Objective = Pull out every line with the word "Pritisak".

Given data =

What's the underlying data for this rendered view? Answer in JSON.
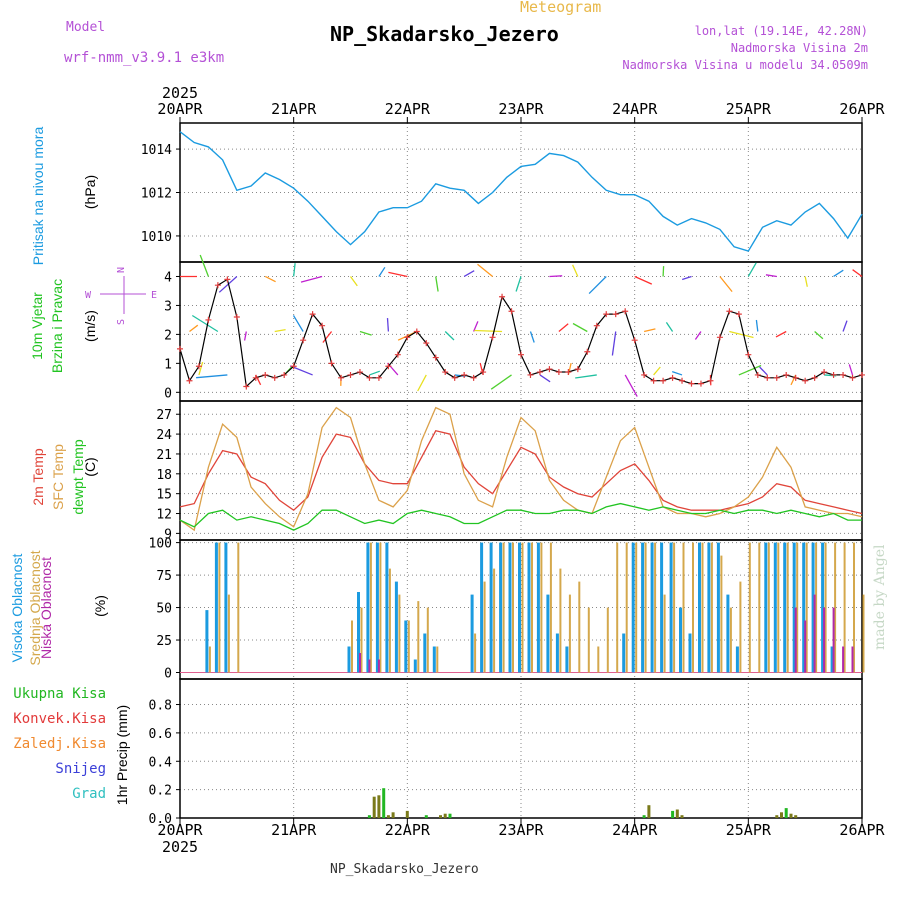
{
  "header": {
    "model_label": "Model",
    "model_name": "wrf-nmm_v3.9.1 e3km",
    "title": "NP_Skadarsko_Jezero",
    "subtitle": "Meteogram",
    "coords": "lon,lat (19.14E, 42.28N)",
    "altitude": "Nadmorska Visina 2m",
    "model_altitude": "Nadmorska Visina u modelu 34.0509m"
  },
  "footer": {
    "station": "NP_Skadarsko_Jezero"
  },
  "watermark": "made by Angel",
  "panels": {
    "pressure": {
      "label": "Pritisak na nivou mora",
      "unit": "(hPa)"
    },
    "wind": {
      "label1": "10m Vjetar",
      "label2": "Brzina i Pravac",
      "unit": "(m/s)",
      "compass": {
        "n": "N",
        "s": "S",
        "e": "E",
        "w": "W"
      }
    },
    "temp": {
      "label1": "2m Temp",
      "label2": "SFC Temp",
      "label3": "dewpt Temp",
      "unit": "(C)"
    },
    "cloud": {
      "label1": "Visoka Oblacnost",
      "label2": "Srednja Oblacnost",
      "label3": "Niska Oblacnost",
      "unit": "(%)"
    },
    "precip": {
      "unit": "1hr Precip (mm)",
      "legend": [
        "Ukupna Kisa",
        "Konvek.Kisa",
        "Zaledj.Kisa",
        "Snijeg",
        "Grad"
      ]
    }
  },
  "colors": {
    "pressure": "#1b9be0",
    "wind_speed": "#000000",
    "wind_marker": "#e03c3c",
    "temp_2m": "#e0453a",
    "temp_sfc": "#dba14a",
    "temp_dew": "#22c422",
    "cloud_high": "#1b9be0",
    "cloud_mid": "#d4a84c",
    "cloud_low": "#b02aa8",
    "rain_total": "#22b722",
    "rain_conv": "#e23a3a",
    "rain_frz": "#f08a30",
    "snow": "#3c40d8",
    "hail": "#30c0c0",
    "label_pressure": "#1b9be0",
    "label_wind": "#22c422",
    "label_purple": "#b451d6"
  },
  "chart_data": [
    {
      "type": "line",
      "title": "Pritisak na nivou mora",
      "ylabel": "(hPa)",
      "x": [
        0,
        3,
        6,
        9,
        12,
        15,
        18,
        21,
        24,
        27,
        30,
        33,
        36,
        39,
        42,
        45,
        48,
        51,
        54,
        57,
        60,
        63,
        66,
        69,
        72,
        75,
        78,
        81,
        84,
        87,
        90,
        93,
        96,
        99,
        102,
        105,
        108,
        111,
        114,
        117,
        120,
        123,
        126,
        129,
        132,
        135,
        138,
        141,
        144
      ],
      "x_ticks": [
        "20APR",
        "21APR",
        "22APR",
        "23APR",
        "24APR",
        "25APR",
        "26APR"
      ],
      "top_year": "2025",
      "yticks": [
        1010,
        1012,
        1014
      ],
      "ylim": [
        1008.8,
        1015.2
      ],
      "values": [
        1014.8,
        1014.3,
        1014.1,
        1013.5,
        1012.1,
        1012.3,
        1012.9,
        1012.6,
        1012.2,
        1011.6,
        1010.9,
        1010.2,
        1009.6,
        1010.2,
        1011.1,
        1011.3,
        1011.3,
        1011.6,
        1012.4,
        1012.2,
        1012.1,
        1011.5,
        1012.0,
        1012.7,
        1013.2,
        1013.3,
        1013.8,
        1013.7,
        1013.4,
        1012.7,
        1012.1,
        1011.9,
        1011.9,
        1011.6,
        1010.9,
        1010.5,
        1010.8,
        1010.6,
        1010.3,
        1009.5,
        1009.3,
        1010.4,
        1010.7,
        1010.5,
        1011.1,
        1011.5,
        1010.8,
        1009.9,
        1011.0
      ]
    },
    {
      "type": "line",
      "title": "10m Vjetar Brzina i Pravac",
      "ylabel": "(m/s)",
      "x_ticks": [
        "20APR",
        "21APR",
        "22APR",
        "23APR",
        "24APR",
        "25APR",
        "26APR"
      ],
      "yticks": [
        0,
        1,
        2,
        3,
        4
      ],
      "ylim": [
        -0.3,
        4.5
      ],
      "x": [
        0,
        2,
        4,
        6,
        8,
        10,
        12,
        14,
        16,
        18,
        20,
        22,
        24,
        26,
        28,
        30,
        32,
        34,
        36,
        38,
        40,
        42,
        44,
        46,
        48,
        50,
        52,
        54,
        56,
        58,
        60,
        62,
        64,
        66,
        68,
        70,
        72,
        74,
        76,
        78,
        80,
        82,
        84,
        86,
        88,
        90,
        92,
        94,
        96,
        98,
        100,
        102,
        104,
        106,
        108,
        110,
        112,
        114,
        116,
        118,
        120,
        122,
        124,
        126,
        128,
        130,
        132,
        134,
        136,
        138,
        140,
        142,
        144
      ],
      "speed": [
        1.5,
        0.4,
        0.9,
        2.5,
        3.7,
        3.9,
        2.6,
        0.2,
        0.5,
        0.6,
        0.5,
        0.6,
        0.9,
        1.8,
        2.7,
        2.3,
        1.0,
        0.5,
        0.6,
        0.7,
        0.5,
        0.5,
        0.9,
        1.3,
        1.9,
        2.1,
        1.7,
        1.2,
        0.7,
        0.5,
        0.6,
        0.5,
        0.7,
        1.9,
        3.3,
        2.8,
        1.3,
        0.6,
        0.7,
        0.8,
        0.7,
        0.7,
        0.8,
        1.4,
        2.3,
        2.7,
        2.7,
        2.8,
        1.8,
        0.6,
        0.4,
        0.4,
        0.5,
        0.4,
        0.3,
        0.3,
        0.4,
        1.9,
        2.8,
        2.7,
        1.3,
        0.6,
        0.5,
        0.5,
        0.6,
        0.5,
        0.4,
        0.5,
        0.7,
        0.6,
        0.6,
        0.5,
        0.6
      ],
      "compass": [
        "N",
        "S",
        "E",
        "W"
      ]
    },
    {
      "type": "line",
      "title": "Temperature",
      "ylabel": "(C)",
      "x_ticks": [
        "20APR",
        "21APR",
        "22APR",
        "23APR",
        "24APR",
        "25APR",
        "26APR"
      ],
      "yticks": [
        9,
        12,
        15,
        18,
        21,
        24,
        27
      ],
      "ylim": [
        8,
        29
      ],
      "x": [
        0,
        3,
        6,
        9,
        12,
        15,
        18,
        21,
        24,
        27,
        30,
        33,
        36,
        39,
        42,
        45,
        48,
        51,
        54,
        57,
        60,
        63,
        66,
        69,
        72,
        75,
        78,
        81,
        84,
        87,
        90,
        93,
        96,
        99,
        102,
        105,
        108,
        111,
        114,
        117,
        120,
        123,
        126,
        129,
        132,
        135,
        138,
        141,
        144
      ],
      "series": [
        {
          "name": "2m Temp",
          "values": [
            13.0,
            13.5,
            18.0,
            21.5,
            21.0,
            17.5,
            16.5,
            14.0,
            12.5,
            14.5,
            20.5,
            24.0,
            23.5,
            19.5,
            17.0,
            16.5,
            16.5,
            20.5,
            24.5,
            24.0,
            19.0,
            16.5,
            15.0,
            18.5,
            22.0,
            21.0,
            17.5,
            16.0,
            15.0,
            14.5,
            16.5,
            18.5,
            19.5,
            17.0,
            14.0,
            13.0,
            12.5,
            12.5,
            12.5,
            13.0,
            13.5,
            14.5,
            16.5,
            16.0,
            14.0,
            13.5,
            13.0,
            12.5,
            12.0
          ]
        },
        {
          "name": "SFC Temp",
          "values": [
            11.0,
            9.5,
            19.0,
            25.5,
            23.5,
            16.0,
            13.5,
            11.5,
            10.0,
            15.0,
            25.0,
            28.0,
            26.5,
            19.5,
            14.0,
            13.0,
            15.5,
            23.0,
            28.0,
            27.0,
            18.0,
            14.0,
            13.0,
            20.5,
            26.5,
            24.5,
            17.0,
            14.0,
            12.5,
            12.0,
            17.5,
            23.0,
            25.0,
            19.0,
            13.0,
            12.0,
            12.0,
            11.5,
            12.0,
            13.0,
            14.5,
            17.5,
            22.0,
            19.0,
            13.0,
            12.5,
            12.0,
            12.0,
            11.5
          ]
        },
        {
          "name": "dewpt Temp",
          "values": [
            11.0,
            10.0,
            12.0,
            12.5,
            11.0,
            11.5,
            11.0,
            10.5,
            9.5,
            10.5,
            12.5,
            12.5,
            11.5,
            10.5,
            11.0,
            10.5,
            12.0,
            12.5,
            12.0,
            11.5,
            10.5,
            10.5,
            11.5,
            12.5,
            12.5,
            12.0,
            12.0,
            12.5,
            12.5,
            12.0,
            13.0,
            13.5,
            13.0,
            12.5,
            13.0,
            12.5,
            12.0,
            12.0,
            12.5,
            12.0,
            12.5,
            12.5,
            12.0,
            12.5,
            12.0,
            11.5,
            12.0,
            11.0,
            11.0
          ]
        }
      ]
    },
    {
      "type": "bar",
      "title": "Oblacnost",
      "ylabel": "(%)",
      "x_ticks": [
        "20APR",
        "21APR",
        "22APR",
        "23APR",
        "24APR",
        "25APR",
        "26APR"
      ],
      "yticks": [
        0,
        25,
        50,
        75,
        100
      ],
      "ylim": [
        -5,
        102
      ],
      "x_hours": [
        0,
        2,
        4,
        6,
        8,
        10,
        12,
        14,
        16,
        18,
        20,
        22,
        24,
        26,
        28,
        30,
        32,
        34,
        36,
        38,
        40,
        42,
        44,
        46,
        48,
        50,
        52,
        54,
        56,
        58,
        60,
        62,
        64,
        66,
        68,
        70,
        72,
        74,
        76,
        78,
        80,
        82,
        84,
        86,
        88,
        90,
        92,
        94,
        96,
        98,
        100,
        102,
        104,
        106,
        108,
        110,
        112,
        114,
        116,
        118,
        120,
        122,
        124,
        126,
        128,
        130,
        132,
        134,
        136,
        138,
        140,
        142,
        144
      ],
      "series": [
        {
          "name": "Visoka Oblacnost",
          "values": [
            0,
            0,
            0,
            48,
            100,
            100,
            0,
            0,
            0,
            0,
            0,
            0,
            0,
            0,
            0,
            0,
            0,
            0,
            20,
            62,
            100,
            100,
            100,
            70,
            40,
            10,
            30,
            20,
            0,
            0,
            0,
            60,
            100,
            100,
            100,
            100,
            100,
            100,
            100,
            60,
            30,
            20,
            0,
            0,
            0,
            0,
            0,
            30,
            100,
            100,
            100,
            100,
            100,
            50,
            30,
            100,
            100,
            100,
            60,
            20,
            0,
            0,
            100,
            100,
            100,
            100,
            100,
            100,
            100,
            20,
            0,
            0,
            0
          ]
        },
        {
          "name": "Srednja Oblacnost",
          "values": [
            0,
            0,
            0,
            20,
            100,
            60,
            100,
            0,
            0,
            0,
            0,
            0,
            0,
            0,
            0,
            0,
            0,
            0,
            40,
            50,
            100,
            100,
            80,
            60,
            40,
            55,
            50,
            20,
            0,
            0,
            0,
            30,
            70,
            80,
            100,
            100,
            100,
            100,
            100,
            100,
            80,
            60,
            70,
            50,
            20,
            50,
            100,
            100,
            100,
            100,
            100,
            60,
            100,
            100,
            100,
            100,
            100,
            90,
            50,
            70,
            100,
            100,
            100,
            100,
            100,
            100,
            100,
            100,
            100,
            100,
            100,
            100,
            60
          ]
        },
        {
          "name": "Niska Oblacnost",
          "values": [
            0,
            0,
            0,
            0,
            0,
            0,
            0,
            0,
            0,
            0,
            0,
            0,
            0,
            0,
            0,
            0,
            0,
            0,
            0,
            15,
            10,
            10,
            0,
            0,
            0,
            0,
            0,
            0,
            0,
            0,
            0,
            0,
            0,
            0,
            0,
            0,
            0,
            0,
            0,
            0,
            0,
            0,
            0,
            0,
            0,
            0,
            0,
            0,
            0,
            0,
            0,
            0,
            0,
            0,
            0,
            0,
            0,
            0,
            0,
            0,
            0,
            0,
            0,
            0,
            0,
            50,
            40,
            60,
            50,
            50,
            20,
            20,
            0
          ]
        }
      ]
    },
    {
      "type": "bar",
      "title": "1hr Precip (mm)",
      "ylabel": "1hr Precip (mm)",
      "x_ticks": [
        "20APR",
        "21APR",
        "22APR",
        "23APR",
        "24APR",
        "25APR",
        "26APR"
      ],
      "bottom_year": "2025",
      "yticks": [
        0.0,
        0.2,
        0.4,
        0.6,
        0.8
      ],
      "ylim": [
        0,
        0.98
      ],
      "x_hours": [
        40,
        41,
        42,
        43,
        44,
        45,
        46,
        47,
        48,
        52,
        55,
        56,
        57,
        63,
        64,
        65,
        66,
        67,
        68,
        69,
        70,
        71,
        72,
        73,
        74,
        75,
        76,
        77,
        78,
        79,
        80,
        81,
        82,
        83,
        84,
        85,
        86,
        87,
        88,
        89,
        90,
        91,
        92,
        93,
        94,
        95,
        96,
        97,
        98,
        99,
        100,
        101,
        102,
        103,
        104,
        105,
        106,
        107,
        108,
        109,
        110,
        111,
        112,
        113,
        114,
        115,
        116,
        117,
        118,
        119,
        120,
        121,
        122,
        123,
        124,
        125,
        126,
        127,
        128,
        129,
        130,
        131,
        132,
        133,
        134,
        135,
        136,
        137,
        138,
        139,
        140,
        141,
        142,
        143
      ],
      "series": [
        {
          "name": "Ukupna Kisa",
          "values": [
            0.02,
            0.15,
            0.16,
            0.21,
            0.02,
            0.04,
            0.0,
            0.0,
            0.05,
            0.02,
            0.02,
            0.03,
            0.03,
            0,
            0,
            0,
            0,
            0,
            0,
            0,
            0,
            0,
            0,
            0,
            0,
            0,
            0,
            0,
            0,
            0,
            0,
            0,
            0,
            0,
            0,
            0,
            0,
            0,
            0,
            0,
            0,
            0,
            0,
            0,
            0,
            0,
            0,
            0,
            0.02,
            0.09,
            0,
            0,
            0,
            0,
            0.05,
            0.06,
            0.02,
            0,
            0,
            0,
            0,
            0,
            0,
            0,
            0,
            0,
            0,
            0,
            0,
            0,
            0,
            0,
            0,
            0,
            0,
            0,
            0.02,
            0.04,
            0.07,
            0.03,
            0.02,
            0,
            0,
            0,
            0,
            0,
            0,
            0,
            0,
            0,
            0,
            0,
            0,
            0
          ]
        },
        {
          "name": "Konvek.Kisa",
          "values": []
        },
        {
          "name": "Zaledj.Kisa",
          "values": []
        },
        {
          "name": "Snijeg",
          "values": []
        },
        {
          "name": "Grad",
          "values": []
        }
      ]
    }
  ]
}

Solution =
      "label": "Pritisak na nivou mora",
      "title": "Pritisak na nivou mora",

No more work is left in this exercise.